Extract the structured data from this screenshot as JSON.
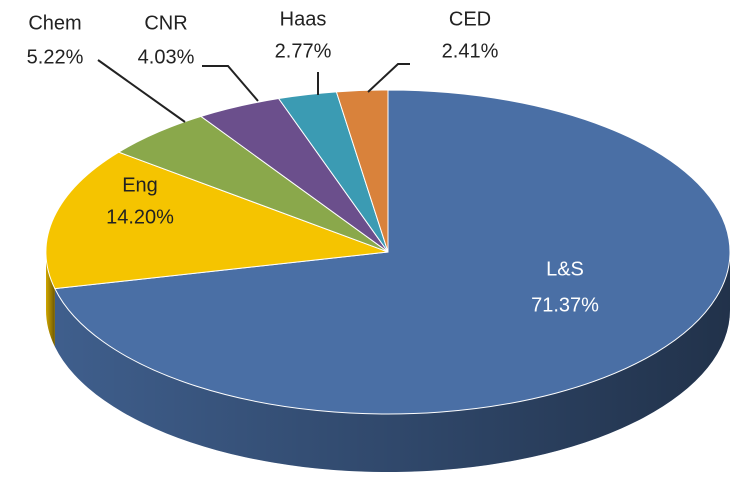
{
  "chart_data": {
    "type": "pie",
    "categories": [
      "L&S",
      "Eng",
      "Chem",
      "CNR",
      "Haas",
      "CED"
    ],
    "values": [
      71.37,
      14.2,
      5.22,
      4.03,
      2.77,
      2.41
    ],
    "value_labels": [
      "71.37%",
      "14.20%",
      "5.22%",
      "4.03%",
      "2.77%",
      "2.41%"
    ],
    "colors": [
      "#4a6fa5",
      "#f5c400",
      "#8aa84b",
      "#6b4f8c",
      "#3b9bb3",
      "#d9823b"
    ]
  }
}
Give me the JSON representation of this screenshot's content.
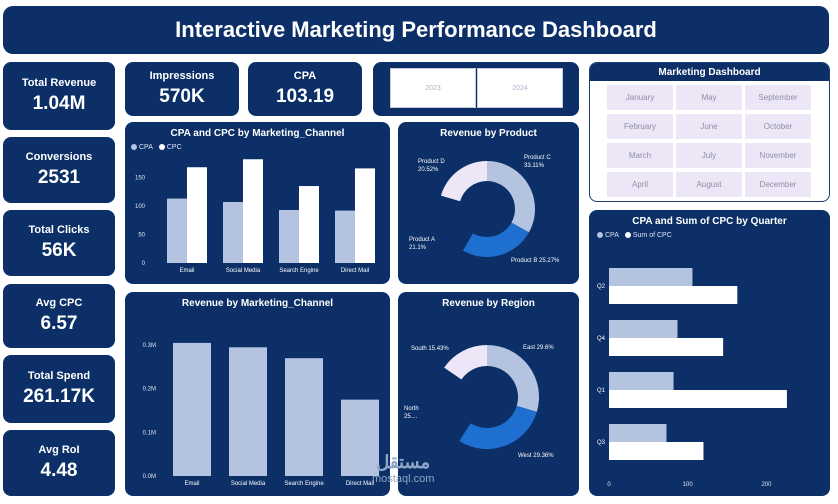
{
  "title": "Interactive Marketing Performance Dashboard",
  "kpis": {
    "total_revenue": {
      "label": "Total Revenue",
      "value": "1.04M"
    },
    "impressions": {
      "label": "Impressions",
      "value": "570K"
    },
    "cpa": {
      "label": "CPA",
      "value": "103.19"
    },
    "conversions": {
      "label": "Conversions",
      "value": "2531"
    },
    "total_clicks": {
      "label": "Total Clicks",
      "value": "56K"
    },
    "avg_cpc": {
      "label": "Avg CPC",
      "value": "6.57"
    },
    "total_spend": {
      "label": "Total Spend",
      "value": "261.17K"
    },
    "avg_roi": {
      "label": "Avg RoI",
      "value": "4.48"
    }
  },
  "year_slicer": [
    "2023",
    "2024"
  ],
  "marketing_dashboard": {
    "title": "Marketing Dashboard",
    "months": [
      "January",
      "May",
      "September",
      "February",
      "June",
      "October",
      "March",
      "July",
      "November",
      "April",
      "August",
      "December"
    ]
  },
  "colors": {
    "card": "#0b2f66",
    "light": "#b4c3e0",
    "white": "#ffffff",
    "mid": "#1f6fd0",
    "pale": "#ece6f6"
  },
  "watermark": {
    "arabic": "مستقل",
    "latin": "mostaql.com"
  },
  "chart_data": [
    {
      "id": "cpa_cpc_channel",
      "type": "bar",
      "title": "CPA and CPC by Marketing_Channel",
      "categories": [
        "Email",
        "Social Media",
        "Search Engine",
        "Direct Mail"
      ],
      "series": [
        {
          "name": "CPA",
          "values": [
            113,
            107,
            93,
            92
          ]
        },
        {
          "name": "CPC",
          "values": [
            168,
            182,
            135,
            166
          ]
        }
      ],
      "yticks": [
        0,
        50,
        100,
        150
      ],
      "ylim": [
        0,
        200
      ]
    },
    {
      "id": "revenue_product",
      "type": "pie",
      "title": "Revenue by Product",
      "slices": [
        {
          "label": "Product C",
          "value": 33.11,
          "text": "Product C",
          "pct": "33.11%"
        },
        {
          "label": "Product B",
          "value": 25.27,
          "text": "Product B 25.27%",
          "pct": ""
        },
        {
          "label": "Product A",
          "value": 21.1,
          "text": "Product A",
          "pct": "21.1%"
        },
        {
          "label": "Product D",
          "value": 20.52,
          "text": "Product D",
          "pct": "20.52%"
        }
      ]
    },
    {
      "id": "revenue_channel",
      "type": "bar",
      "title": "Revenue by Marketing_Channel",
      "categories": [
        "Email",
        "Social Media",
        "Search Engine",
        "Direct Mail"
      ],
      "values": [
        0.305,
        0.295,
        0.27,
        0.175
      ],
      "yticks": [
        "0.0M",
        "0.1M",
        "0.2M",
        "0.3M"
      ],
      "ylim": [
        0,
        0.33
      ]
    },
    {
      "id": "revenue_region",
      "type": "pie",
      "title": "Revenue by Region",
      "slices": [
        {
          "label": "East",
          "value": 29.6,
          "text": "East 29.6%",
          "pct": ""
        },
        {
          "label": "West",
          "value": 29.36,
          "text": "West 29.36%",
          "pct": ""
        },
        {
          "label": "North",
          "value": 25.61,
          "text": "North",
          "pct": "25...."
        },
        {
          "label": "South",
          "value": 15.43,
          "text": "South 15.43%",
          "pct": ""
        }
      ]
    },
    {
      "id": "cpa_cpc_quarter",
      "type": "bar",
      "title": "CPA and Sum of CPC by Quarter",
      "categories": [
        "Q2",
        "Q4",
        "Q1",
        "Q3"
      ],
      "series": [
        {
          "name": "CPA",
          "values": [
            106,
            87,
            82,
            73
          ]
        },
        {
          "name": "Sum of CPC",
          "values": [
            163,
            145,
            226,
            120
          ]
        }
      ],
      "xticks": [
        0,
        100,
        200
      ],
      "xlim": [
        0,
        235
      ]
    }
  ]
}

_Job:_
Above are records with pictures; repeat the records exactly and leave the pictures out.

_Written solution:_
Extract the structured data from this screenshot as JSON.
{
  "chart_data": {
    "type": "pie",
    "categories": [
      "L&S",
      "Eng",
      "Chem",
      "CNR",
      "Haas",
      "CED"
    ],
    "values": [
      71.37,
      14.2,
      5.22,
      4.03,
      2.77,
      2.41
    ],
    "value_labels": [
      "71.37%",
      "14.20%",
      "5.22%",
      "4.03%",
      "2.77%",
      "2.41%"
    ],
    "colors": [
      "#4a6fa5",
      "#f5c400",
      "#8aa84b",
      "#6b4f8c",
      "#3b9bb3",
      "#d9823b"
    ]
  }
}
Give me the JSON representation of this screenshot's content.
{
  "title": "Interactive Marketing Performance Dashboard",
  "kpis": {
    "total_revenue": {
      "label": "Total Revenue",
      "value": "1.04M"
    },
    "impressions": {
      "label": "Impressions",
      "value": "570K"
    },
    "cpa": {
      "label": "CPA",
      "value": "103.19"
    },
    "conversions": {
      "label": "Conversions",
      "value": "2531"
    },
    "total_clicks": {
      "label": "Total Clicks",
      "value": "56K"
    },
    "avg_cpc": {
      "label": "Avg CPC",
      "value": "6.57"
    },
    "total_spend": {
      "label": "Total Spend",
      "value": "261.17K"
    },
    "avg_roi": {
      "label": "Avg RoI",
      "value": "4.48"
    }
  },
  "year_slicer": [
    "2023",
    "2024"
  ],
  "marketing_dashboard": {
    "title": "Marketing Dashboard",
    "months": [
      "January",
      "May",
      "September",
      "February",
      "June",
      "October",
      "March",
      "July",
      "November",
      "April",
      "August",
      "December"
    ]
  },
  "colors": {
    "card": "#0b2f66",
    "light": "#b4c3e0",
    "white": "#ffffff",
    "mid": "#1f6fd0",
    "pale": "#ece6f6"
  },
  "watermark": {
    "arabic": "مستقل",
    "latin": "mostaql.com"
  },
  "chart_data": [
    {
      "id": "cpa_cpc_channel",
      "type": "bar",
      "title": "CPA and CPC by Marketing_Channel",
      "categories": [
        "Email",
        "Social Media",
        "Search Engine",
        "Direct Mail"
      ],
      "series": [
        {
          "name": "CPA",
          "values": [
            113,
            107,
            93,
            92
          ]
        },
        {
          "name": "CPC",
          "values": [
            168,
            182,
            135,
            166
          ]
        }
      ],
      "yticks": [
        0,
        50,
        100,
        150
      ],
      "ylim": [
        0,
        200
      ]
    },
    {
      "id": "revenue_product",
      "type": "pie",
      "title": "Revenue by Product",
      "slices": [
        {
          "label": "Product C",
          "value": 33.11,
          "text": "Product C",
          "pct": "33.11%"
        },
        {
          "label": "Product B",
          "value": 25.27,
          "text": "Product B 25.27%",
          "pct": ""
        },
        {
          "label": "Product A",
          "value": 21.1,
          "text": "Product A",
          "pct": "21.1%"
        },
        {
          "label": "Product D",
          "value": 20.52,
          "text": "Product D",
          "pct": "20.52%"
        }
      ]
    },
    {
      "id": "revenue_channel",
      "type": "bar",
      "title": "Revenue by Marketing_Channel",
      "categories": [
        "Email",
        "Social Media",
        "Search Engine",
        "Direct Mail"
      ],
      "values": [
        0.305,
        0.295,
        0.27,
        0.175
      ],
      "yticks": [
        "0.0M",
        "0.1M",
        "0.2M",
        "0.3M"
      ],
      "ylim": [
        0,
        0.33
      ]
    },
    {
      "id": "revenue_region",
      "type": "pie",
      "title": "Revenue by Region",
      "slices": [
        {
          "label": "East",
          "value": 29.6,
          "text": "East 29.6%",
          "pct": ""
        },
        {
          "label": "West",
          "value": 29.36,
          "text": "West 29.36%",
          "pct": ""
        },
        {
          "label": "North",
          "value": 25.61,
          "text": "North",
          "pct": "25...."
        },
        {
          "label": "South",
          "value": 15.43,
          "text": "South 15.43%",
          "pct": ""
        }
      ]
    },
    {
      "id": "cpa_cpc_quarter",
      "type": "bar",
      "title": "CPA and Sum of CPC by Quarter",
      "categories": [
        "Q2",
        "Q4",
        "Q1",
        "Q3"
      ],
      "series": [
        {
          "name": "CPA",
          "values": [
            106,
            87,
            82,
            73
          ]
        },
        {
          "name": "Sum of CPC",
          "values": [
            163,
            145,
            226,
            120
          ]
        }
      ],
      "xticks": [
        0,
        100,
        200
      ],
      "xlim": [
        0,
        235
      ]
    }
  ]
}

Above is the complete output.